== Stated goal ==
Locate all lines with the word "name". Copy them.

== Given data ==

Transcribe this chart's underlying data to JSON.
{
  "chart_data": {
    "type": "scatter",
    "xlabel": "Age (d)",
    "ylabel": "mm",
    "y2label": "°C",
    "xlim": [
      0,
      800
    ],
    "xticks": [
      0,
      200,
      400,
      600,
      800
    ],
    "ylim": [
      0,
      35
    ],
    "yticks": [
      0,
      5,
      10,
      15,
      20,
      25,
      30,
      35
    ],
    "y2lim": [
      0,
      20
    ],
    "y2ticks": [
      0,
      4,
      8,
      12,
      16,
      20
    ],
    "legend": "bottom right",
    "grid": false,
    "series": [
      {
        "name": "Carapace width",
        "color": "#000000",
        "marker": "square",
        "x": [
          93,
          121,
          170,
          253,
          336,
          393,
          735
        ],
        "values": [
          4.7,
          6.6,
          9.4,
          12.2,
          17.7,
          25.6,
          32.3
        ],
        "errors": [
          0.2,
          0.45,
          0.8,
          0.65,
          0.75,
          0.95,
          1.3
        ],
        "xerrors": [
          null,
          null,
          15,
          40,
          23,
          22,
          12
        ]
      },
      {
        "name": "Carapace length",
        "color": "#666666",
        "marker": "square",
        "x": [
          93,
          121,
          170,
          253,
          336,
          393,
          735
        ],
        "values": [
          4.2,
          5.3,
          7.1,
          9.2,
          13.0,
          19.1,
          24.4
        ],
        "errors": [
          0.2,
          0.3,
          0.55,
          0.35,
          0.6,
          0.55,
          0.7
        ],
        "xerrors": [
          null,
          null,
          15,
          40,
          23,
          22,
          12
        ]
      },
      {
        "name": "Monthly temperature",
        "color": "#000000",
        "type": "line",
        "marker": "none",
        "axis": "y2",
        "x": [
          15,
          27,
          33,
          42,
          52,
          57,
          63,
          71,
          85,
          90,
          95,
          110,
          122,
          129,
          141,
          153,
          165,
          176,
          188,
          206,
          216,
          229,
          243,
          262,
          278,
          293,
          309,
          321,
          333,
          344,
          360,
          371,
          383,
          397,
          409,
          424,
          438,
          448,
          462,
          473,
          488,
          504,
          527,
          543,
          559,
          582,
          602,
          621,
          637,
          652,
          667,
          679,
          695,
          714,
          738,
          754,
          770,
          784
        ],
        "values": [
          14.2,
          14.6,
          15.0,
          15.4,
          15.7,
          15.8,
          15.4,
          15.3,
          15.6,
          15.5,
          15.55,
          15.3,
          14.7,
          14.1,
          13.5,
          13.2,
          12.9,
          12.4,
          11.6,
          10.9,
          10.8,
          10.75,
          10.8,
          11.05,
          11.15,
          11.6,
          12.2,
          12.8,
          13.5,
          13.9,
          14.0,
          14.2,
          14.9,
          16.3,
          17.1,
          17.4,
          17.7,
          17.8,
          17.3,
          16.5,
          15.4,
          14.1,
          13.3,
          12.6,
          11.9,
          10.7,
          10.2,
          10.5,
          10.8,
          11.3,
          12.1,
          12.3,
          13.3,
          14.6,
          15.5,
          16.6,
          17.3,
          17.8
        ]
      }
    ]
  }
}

== Correct result ==
        "name": "Carapace width",
        "name": "Carapace length",
        "name": "Monthly temperature",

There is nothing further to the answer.